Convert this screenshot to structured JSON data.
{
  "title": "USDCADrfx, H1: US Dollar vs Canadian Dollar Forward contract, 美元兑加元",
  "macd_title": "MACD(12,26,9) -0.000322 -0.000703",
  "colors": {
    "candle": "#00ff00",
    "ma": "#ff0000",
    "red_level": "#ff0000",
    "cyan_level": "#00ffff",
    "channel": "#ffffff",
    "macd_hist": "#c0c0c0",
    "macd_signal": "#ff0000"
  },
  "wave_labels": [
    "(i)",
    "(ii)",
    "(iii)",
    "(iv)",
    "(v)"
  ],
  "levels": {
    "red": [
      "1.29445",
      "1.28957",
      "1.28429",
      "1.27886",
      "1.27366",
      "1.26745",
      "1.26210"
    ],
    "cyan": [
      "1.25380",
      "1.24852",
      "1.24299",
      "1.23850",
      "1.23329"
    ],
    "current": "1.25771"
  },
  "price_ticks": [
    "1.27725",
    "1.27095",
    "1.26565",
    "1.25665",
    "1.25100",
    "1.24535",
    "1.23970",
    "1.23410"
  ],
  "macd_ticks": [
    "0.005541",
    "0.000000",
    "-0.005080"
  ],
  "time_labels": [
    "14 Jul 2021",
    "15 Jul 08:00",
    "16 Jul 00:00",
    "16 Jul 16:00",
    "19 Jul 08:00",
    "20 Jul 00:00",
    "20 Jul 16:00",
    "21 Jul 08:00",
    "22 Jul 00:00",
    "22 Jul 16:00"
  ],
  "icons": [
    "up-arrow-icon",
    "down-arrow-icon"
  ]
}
---*---
GOAL - Every entry must be retyped in full, exactly as given.

TASK RESULT -
Convert this screenshot to structured JSON data.
{
  "title": "USDCADrfx, H1: US Dollar vs Canadian Dollar Forward contract, 美元兑加元",
  "macd_title": "MACD(12,26,9) -0.000322 -0.000703",
  "colors": {
    "candle": "#00ff00",
    "ma": "#ff0000",
    "red_level": "#ff0000",
    "cyan_level": "#00ffff",
    "channel": "#ffffff",
    "macd_hist": "#c0c0c0",
    "macd_signal": "#ff0000"
  },
  "wave_labels": [
    "(i)",
    "(ii)",
    "(iii)",
    "(iv)",
    "(v)"
  ],
  "levels": {
    "red": [
      "1.29445",
      "1.28957",
      "1.28429",
      "1.27886",
      "1.27366",
      "1.26745",
      "1.26210"
    ],
    "cyan": [
      "1.25380",
      "1.24852",
      "1.24299",
      "1.23850",
      "1.23329"
    ],
    "current": "1.25771"
  },
  "price_ticks": [
    "1.27725",
    "1.27095",
    "1.26565",
    "1.25665",
    "1.25100",
    "1.24535",
    "1.23970",
    "1.23410"
  ],
  "macd_ticks": [
    "0.005541",
    "0.000000",
    "-0.005080"
  ],
  "time_labels": [
    "14 Jul 2021",
    "15 Jul 08:00",
    "16 Jul 00:00",
    "16 Jul 16:00",
    "19 Jul 08:00",
    "20 Jul 00:00",
    "20 Jul 16:00",
    "21 Jul 08:00",
    "22 Jul 00:00",
    "22 Jul 16:00"
  ],
  "icons": [
    "up-arrow-icon",
    "down-arrow-icon"
  ]
}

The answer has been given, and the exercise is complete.